[Dataset records]
^^^^^^^^^^^^^^^^
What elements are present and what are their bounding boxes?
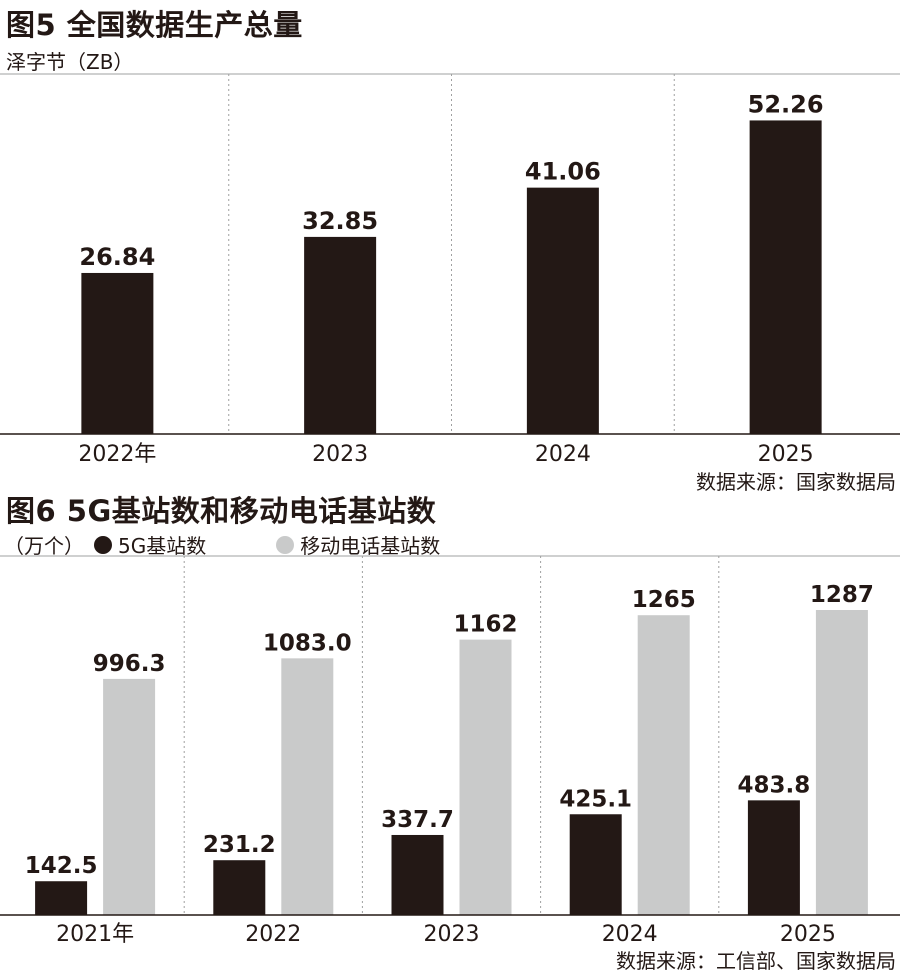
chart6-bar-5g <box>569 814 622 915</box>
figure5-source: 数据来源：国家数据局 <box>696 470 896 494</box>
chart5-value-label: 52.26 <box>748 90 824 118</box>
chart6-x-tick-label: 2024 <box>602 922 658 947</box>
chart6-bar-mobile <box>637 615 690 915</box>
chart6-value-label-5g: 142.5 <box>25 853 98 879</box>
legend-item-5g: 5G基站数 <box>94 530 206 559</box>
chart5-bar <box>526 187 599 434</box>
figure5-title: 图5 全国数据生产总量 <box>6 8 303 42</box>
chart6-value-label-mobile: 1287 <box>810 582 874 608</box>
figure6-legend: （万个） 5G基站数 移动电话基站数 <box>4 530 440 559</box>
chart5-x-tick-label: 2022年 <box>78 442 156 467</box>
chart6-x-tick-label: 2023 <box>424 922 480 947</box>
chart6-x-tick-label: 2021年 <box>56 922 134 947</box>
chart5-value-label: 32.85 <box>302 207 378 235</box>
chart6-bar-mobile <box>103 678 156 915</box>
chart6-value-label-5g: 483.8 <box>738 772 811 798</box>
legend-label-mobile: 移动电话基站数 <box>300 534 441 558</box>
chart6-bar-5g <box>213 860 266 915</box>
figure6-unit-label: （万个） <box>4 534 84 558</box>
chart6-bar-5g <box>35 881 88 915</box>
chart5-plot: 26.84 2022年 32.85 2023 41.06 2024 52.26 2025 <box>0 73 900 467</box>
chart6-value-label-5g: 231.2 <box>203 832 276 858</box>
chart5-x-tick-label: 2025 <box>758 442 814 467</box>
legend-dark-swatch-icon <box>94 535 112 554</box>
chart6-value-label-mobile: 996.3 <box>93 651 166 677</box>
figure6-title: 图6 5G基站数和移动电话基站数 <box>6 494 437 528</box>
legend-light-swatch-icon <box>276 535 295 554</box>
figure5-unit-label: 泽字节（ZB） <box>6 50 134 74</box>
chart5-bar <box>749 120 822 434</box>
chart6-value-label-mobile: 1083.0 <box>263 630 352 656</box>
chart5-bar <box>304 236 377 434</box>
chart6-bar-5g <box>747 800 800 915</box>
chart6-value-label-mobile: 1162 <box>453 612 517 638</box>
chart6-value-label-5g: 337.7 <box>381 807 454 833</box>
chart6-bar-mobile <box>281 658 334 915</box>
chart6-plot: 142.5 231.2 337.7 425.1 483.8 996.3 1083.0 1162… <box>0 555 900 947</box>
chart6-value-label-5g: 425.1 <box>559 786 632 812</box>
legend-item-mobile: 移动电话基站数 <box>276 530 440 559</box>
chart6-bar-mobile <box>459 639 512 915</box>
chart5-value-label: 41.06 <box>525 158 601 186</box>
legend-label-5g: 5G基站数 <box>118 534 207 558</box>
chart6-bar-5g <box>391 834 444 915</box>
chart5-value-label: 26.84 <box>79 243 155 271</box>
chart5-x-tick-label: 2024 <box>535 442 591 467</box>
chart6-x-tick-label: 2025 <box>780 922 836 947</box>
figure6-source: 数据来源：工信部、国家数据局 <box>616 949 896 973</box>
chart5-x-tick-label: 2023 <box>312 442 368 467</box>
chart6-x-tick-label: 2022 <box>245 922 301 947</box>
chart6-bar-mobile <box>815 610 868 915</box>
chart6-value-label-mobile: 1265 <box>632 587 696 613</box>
^^^^^^^^^^^^^^^^
Task objective
Reproduce every line of the records above word for word, leaving out the pictures.

Response
What elements are present and what are their bounding boxes?
chart6-bar-5g <box>569 814 622 915</box>
figure5-source: 数据来源：国家数据局 <box>696 470 896 494</box>
chart5-value-label: 52.26 <box>748 90 824 118</box>
chart6-x-tick-label: 2024 <box>602 922 658 947</box>
chart6-bar-mobile <box>637 615 690 915</box>
chart6-value-label-5g: 142.5 <box>25 853 98 879</box>
legend-item-5g: 5G基站数 <box>94 530 206 559</box>
chart5-bar <box>526 187 599 434</box>
figure5-title: 图5 全国数据生产总量 <box>6 8 303 42</box>
chart6-value-label-mobile: 1287 <box>810 582 874 608</box>
figure6-legend: （万个） 5G基站数 移动电话基站数 <box>4 530 440 559</box>
chart5-x-tick-label: 2022年 <box>78 442 156 467</box>
chart6-x-tick-label: 2023 <box>424 922 480 947</box>
chart6-x-tick-label: 2021年 <box>56 922 134 947</box>
chart5-value-label: 32.85 <box>302 207 378 235</box>
chart6-bar-mobile <box>103 678 156 915</box>
chart6-value-label-5g: 483.8 <box>738 772 811 798</box>
legend-label-mobile: 移动电话基站数 <box>300 534 441 558</box>
chart6-bar-5g <box>213 860 266 915</box>
figure6-unit-label: （万个） <box>4 534 84 558</box>
chart6-bar-5g <box>35 881 88 915</box>
chart5-plot: 26.84 2022年 32.85 2023 41.06 2024 52.26 2025 <box>0 73 900 467</box>
chart6-value-label-5g: 231.2 <box>203 832 276 858</box>
chart5-x-tick-label: 2025 <box>758 442 814 467</box>
legend-dark-swatch-icon <box>94 535 112 554</box>
chart6-value-label-mobile: 996.3 <box>93 651 166 677</box>
figure6-title: 图6 5G基站数和移动电话基站数 <box>6 494 437 528</box>
legend-light-swatch-icon <box>276 535 295 554</box>
figure5-unit-label: 泽字节（ZB） <box>6 50 134 74</box>
chart5-bar <box>749 120 822 434</box>
chart6-value-label-mobile: 1083.0 <box>263 630 352 656</box>
chart5-bar <box>304 236 377 434</box>
chart6-bar-5g <box>747 800 800 915</box>
chart6-value-label-mobile: 1162 <box>453 612 517 638</box>
chart6-value-label-5g: 337.7 <box>381 807 454 833</box>
chart6-bar-mobile <box>281 658 334 915</box>
chart6-plot: 142.5 231.2 337.7 425.1 483.8 996.3 1083.0 1162… <box>0 555 900 947</box>
chart6-value-label-5g: 425.1 <box>559 786 632 812</box>
legend-item-mobile: 移动电话基站数 <box>276 530 440 559</box>
chart6-bar-mobile <box>459 639 512 915</box>
chart5-value-label: 41.06 <box>525 158 601 186</box>
legend-label-5g: 5G基站数 <box>118 534 207 558</box>
chart6-bar-5g <box>391 834 444 915</box>
chart5-value-label: 26.84 <box>79 243 155 271</box>
chart5-x-tick-label: 2024 <box>535 442 591 467</box>
chart6-x-tick-label: 2025 <box>780 922 836 947</box>
figure6-source: 数据来源：工信部、国家数据局 <box>616 949 896 973</box>
chart5-x-tick-label: 2023 <box>312 442 368 467</box>
chart6-x-tick-label: 2022 <box>245 922 301 947</box>
chart6-bar-mobile <box>815 610 868 915</box>
chart6-value-label-mobile: 1265 <box>632 587 696 613</box>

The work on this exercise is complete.